>> BEGIN Entries shown

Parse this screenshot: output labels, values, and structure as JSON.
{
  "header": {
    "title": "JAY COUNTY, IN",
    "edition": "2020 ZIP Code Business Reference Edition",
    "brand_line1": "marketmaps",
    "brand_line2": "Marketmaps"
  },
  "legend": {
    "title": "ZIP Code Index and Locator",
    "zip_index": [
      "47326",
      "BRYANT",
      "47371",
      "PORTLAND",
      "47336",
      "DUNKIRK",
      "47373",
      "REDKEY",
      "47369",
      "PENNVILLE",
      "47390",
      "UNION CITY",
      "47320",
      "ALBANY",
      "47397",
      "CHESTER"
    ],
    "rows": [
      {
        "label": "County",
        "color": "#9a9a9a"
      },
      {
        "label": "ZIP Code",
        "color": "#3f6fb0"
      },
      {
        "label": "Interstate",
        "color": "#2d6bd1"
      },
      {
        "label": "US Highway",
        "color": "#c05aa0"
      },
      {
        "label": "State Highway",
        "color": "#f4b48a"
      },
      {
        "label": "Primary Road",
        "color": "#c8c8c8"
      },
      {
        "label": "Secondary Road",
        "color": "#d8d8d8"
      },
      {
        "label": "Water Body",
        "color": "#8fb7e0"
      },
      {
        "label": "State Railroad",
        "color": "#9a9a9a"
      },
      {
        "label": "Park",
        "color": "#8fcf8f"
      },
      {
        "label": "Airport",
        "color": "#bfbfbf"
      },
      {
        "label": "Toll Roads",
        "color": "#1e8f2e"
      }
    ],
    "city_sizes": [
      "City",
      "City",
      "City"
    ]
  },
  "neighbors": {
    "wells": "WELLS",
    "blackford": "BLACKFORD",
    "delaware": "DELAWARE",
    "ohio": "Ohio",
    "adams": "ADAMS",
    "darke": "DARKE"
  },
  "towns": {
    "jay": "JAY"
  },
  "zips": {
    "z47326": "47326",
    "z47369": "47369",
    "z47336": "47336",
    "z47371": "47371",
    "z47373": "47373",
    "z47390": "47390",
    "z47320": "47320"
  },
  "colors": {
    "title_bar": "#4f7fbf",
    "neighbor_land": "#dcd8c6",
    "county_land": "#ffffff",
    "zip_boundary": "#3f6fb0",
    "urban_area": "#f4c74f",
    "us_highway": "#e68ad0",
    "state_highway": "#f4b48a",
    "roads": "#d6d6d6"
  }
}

>> END Entries shown

Problem requirements: What is the number of lines in the data above that include the word "Code"? Answer with that number only.

Finished exercise: 3